→ **Given problem**
Return the lines below that carry the word "cadreur".

→ **Provided records**
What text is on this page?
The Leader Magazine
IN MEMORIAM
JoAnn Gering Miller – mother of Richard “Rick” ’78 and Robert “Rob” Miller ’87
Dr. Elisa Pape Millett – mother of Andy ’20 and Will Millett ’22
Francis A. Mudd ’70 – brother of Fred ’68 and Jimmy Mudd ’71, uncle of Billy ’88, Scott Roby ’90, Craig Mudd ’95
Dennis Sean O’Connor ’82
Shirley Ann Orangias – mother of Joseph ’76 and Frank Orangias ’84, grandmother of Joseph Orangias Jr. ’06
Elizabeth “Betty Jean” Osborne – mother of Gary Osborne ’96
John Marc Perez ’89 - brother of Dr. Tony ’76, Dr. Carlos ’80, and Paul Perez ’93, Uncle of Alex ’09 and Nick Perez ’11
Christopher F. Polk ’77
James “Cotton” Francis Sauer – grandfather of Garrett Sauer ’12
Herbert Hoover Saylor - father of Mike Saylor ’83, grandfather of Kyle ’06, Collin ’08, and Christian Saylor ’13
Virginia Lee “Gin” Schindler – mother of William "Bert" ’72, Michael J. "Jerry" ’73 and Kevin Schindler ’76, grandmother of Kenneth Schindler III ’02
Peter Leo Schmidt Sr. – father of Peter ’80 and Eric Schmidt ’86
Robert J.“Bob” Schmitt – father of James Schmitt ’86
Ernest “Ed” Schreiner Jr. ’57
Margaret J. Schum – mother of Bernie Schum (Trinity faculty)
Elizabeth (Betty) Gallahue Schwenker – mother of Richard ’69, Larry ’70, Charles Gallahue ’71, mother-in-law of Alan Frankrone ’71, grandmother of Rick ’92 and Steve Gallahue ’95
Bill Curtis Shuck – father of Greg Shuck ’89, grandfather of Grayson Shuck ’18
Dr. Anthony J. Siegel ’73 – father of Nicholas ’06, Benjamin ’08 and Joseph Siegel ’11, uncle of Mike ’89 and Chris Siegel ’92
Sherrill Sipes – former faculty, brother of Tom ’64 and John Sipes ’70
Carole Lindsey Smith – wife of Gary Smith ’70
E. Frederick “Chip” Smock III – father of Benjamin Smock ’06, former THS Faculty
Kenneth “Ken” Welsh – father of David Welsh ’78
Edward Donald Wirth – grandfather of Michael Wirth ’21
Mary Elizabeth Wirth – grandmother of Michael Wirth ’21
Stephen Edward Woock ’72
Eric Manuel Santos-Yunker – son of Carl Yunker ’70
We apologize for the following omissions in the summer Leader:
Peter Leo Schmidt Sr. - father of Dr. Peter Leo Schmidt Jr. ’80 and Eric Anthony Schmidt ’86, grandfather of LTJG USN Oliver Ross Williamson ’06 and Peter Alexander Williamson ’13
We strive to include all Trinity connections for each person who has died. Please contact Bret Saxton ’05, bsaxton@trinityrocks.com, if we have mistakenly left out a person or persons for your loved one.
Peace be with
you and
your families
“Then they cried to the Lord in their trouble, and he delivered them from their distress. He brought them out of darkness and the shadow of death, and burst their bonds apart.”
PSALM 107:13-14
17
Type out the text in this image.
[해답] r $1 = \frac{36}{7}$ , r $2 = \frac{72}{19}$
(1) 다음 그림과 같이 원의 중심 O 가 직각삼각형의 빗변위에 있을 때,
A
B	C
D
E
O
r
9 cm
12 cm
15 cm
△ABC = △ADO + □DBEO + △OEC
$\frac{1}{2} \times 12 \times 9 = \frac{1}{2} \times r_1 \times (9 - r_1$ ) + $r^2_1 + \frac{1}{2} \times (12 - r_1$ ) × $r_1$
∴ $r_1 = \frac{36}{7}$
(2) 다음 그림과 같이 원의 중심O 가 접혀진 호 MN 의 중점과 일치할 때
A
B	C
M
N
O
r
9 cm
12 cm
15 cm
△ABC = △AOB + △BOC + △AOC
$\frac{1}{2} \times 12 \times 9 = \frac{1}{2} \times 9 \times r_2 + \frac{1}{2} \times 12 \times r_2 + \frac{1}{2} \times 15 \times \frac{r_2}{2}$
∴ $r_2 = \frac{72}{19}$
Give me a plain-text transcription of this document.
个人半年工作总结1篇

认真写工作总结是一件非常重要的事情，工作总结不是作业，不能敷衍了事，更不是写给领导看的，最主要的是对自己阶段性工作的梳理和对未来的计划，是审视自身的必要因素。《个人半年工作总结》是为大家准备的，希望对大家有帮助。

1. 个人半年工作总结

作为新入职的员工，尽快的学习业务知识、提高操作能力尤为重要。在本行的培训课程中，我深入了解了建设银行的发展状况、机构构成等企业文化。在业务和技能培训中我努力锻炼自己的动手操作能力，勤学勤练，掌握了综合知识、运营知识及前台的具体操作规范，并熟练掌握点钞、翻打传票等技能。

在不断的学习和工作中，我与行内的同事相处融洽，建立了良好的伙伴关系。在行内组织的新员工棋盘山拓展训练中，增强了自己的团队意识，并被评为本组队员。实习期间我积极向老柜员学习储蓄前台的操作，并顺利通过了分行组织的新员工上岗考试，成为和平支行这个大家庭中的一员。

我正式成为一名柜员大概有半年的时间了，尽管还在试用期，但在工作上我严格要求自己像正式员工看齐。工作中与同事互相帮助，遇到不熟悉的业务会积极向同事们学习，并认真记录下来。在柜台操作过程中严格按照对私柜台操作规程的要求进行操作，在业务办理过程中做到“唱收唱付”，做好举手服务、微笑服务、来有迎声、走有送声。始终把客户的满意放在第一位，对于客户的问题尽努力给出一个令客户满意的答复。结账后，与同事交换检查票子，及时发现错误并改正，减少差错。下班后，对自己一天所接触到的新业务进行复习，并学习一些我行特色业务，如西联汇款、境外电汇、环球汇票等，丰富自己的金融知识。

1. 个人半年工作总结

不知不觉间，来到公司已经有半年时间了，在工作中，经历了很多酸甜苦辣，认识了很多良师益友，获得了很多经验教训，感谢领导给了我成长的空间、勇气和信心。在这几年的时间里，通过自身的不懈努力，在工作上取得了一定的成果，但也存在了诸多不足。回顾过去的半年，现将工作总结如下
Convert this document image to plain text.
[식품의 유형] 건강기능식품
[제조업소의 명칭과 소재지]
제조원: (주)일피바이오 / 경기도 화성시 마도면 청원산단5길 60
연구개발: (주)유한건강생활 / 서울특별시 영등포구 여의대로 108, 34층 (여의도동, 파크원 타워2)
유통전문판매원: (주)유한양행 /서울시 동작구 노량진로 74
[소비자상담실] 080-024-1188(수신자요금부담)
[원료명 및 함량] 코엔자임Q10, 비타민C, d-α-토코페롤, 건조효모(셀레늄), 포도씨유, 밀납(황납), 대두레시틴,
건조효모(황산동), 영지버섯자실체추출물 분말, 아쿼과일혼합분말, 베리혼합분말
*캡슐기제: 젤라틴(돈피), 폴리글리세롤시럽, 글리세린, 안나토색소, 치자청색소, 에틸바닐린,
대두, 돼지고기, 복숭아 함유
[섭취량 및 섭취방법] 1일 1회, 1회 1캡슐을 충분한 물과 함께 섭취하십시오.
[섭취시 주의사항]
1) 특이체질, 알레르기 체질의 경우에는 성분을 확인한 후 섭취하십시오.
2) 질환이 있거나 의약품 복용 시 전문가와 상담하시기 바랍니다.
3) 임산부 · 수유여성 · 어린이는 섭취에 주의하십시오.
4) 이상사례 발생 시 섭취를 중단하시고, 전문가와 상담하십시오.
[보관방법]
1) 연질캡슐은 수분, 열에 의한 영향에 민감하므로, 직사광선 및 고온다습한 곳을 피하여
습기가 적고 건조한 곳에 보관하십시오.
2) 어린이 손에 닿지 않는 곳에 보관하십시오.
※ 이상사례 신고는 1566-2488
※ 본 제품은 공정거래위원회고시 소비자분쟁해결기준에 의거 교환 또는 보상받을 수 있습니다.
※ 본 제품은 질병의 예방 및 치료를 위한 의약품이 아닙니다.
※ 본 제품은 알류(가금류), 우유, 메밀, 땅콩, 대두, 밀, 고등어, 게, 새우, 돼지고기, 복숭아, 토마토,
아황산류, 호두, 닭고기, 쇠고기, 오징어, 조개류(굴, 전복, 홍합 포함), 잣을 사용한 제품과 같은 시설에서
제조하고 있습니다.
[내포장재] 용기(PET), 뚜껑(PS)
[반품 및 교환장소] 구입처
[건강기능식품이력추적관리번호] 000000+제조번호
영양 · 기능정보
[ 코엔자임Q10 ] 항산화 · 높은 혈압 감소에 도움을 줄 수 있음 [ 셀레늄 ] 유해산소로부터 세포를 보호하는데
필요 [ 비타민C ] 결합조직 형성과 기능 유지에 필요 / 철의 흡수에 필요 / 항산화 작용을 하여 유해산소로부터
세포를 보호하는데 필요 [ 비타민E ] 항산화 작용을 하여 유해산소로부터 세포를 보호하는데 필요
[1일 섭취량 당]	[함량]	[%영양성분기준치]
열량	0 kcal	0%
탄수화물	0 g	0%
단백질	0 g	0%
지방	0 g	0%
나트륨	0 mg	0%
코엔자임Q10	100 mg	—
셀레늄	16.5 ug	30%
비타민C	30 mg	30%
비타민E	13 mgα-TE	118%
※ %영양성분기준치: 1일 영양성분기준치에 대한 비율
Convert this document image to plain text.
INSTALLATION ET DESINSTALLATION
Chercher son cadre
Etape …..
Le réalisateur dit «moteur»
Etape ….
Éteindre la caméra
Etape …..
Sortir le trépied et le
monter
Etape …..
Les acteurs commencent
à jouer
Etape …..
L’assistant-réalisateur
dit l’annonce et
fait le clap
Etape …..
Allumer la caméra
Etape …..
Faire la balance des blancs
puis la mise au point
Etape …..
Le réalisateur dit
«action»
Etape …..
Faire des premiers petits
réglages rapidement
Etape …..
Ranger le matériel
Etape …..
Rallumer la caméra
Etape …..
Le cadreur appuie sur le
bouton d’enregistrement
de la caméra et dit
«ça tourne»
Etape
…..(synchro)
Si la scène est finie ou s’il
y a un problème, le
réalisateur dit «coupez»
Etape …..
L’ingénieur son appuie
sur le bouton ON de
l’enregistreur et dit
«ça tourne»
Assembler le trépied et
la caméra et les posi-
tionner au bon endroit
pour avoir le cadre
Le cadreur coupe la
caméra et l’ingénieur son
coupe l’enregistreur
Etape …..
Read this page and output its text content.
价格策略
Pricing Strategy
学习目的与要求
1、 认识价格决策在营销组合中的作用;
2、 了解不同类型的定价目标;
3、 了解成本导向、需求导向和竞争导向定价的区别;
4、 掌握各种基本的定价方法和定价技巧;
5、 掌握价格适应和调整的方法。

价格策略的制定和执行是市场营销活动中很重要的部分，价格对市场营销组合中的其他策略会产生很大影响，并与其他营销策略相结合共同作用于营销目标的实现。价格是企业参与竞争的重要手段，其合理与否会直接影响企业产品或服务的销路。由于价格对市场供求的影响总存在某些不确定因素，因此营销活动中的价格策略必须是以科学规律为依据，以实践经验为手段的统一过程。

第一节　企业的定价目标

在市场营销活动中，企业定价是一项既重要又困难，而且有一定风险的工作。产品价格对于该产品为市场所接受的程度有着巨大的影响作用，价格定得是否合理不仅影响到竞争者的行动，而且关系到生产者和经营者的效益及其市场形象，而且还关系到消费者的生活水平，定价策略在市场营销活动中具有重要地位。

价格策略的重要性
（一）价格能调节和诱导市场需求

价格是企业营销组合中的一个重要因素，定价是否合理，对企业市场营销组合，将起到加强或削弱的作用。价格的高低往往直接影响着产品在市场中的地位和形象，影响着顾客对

→ **Complete answer**
Le cadreur appuie sur le
Le cadreur coupe la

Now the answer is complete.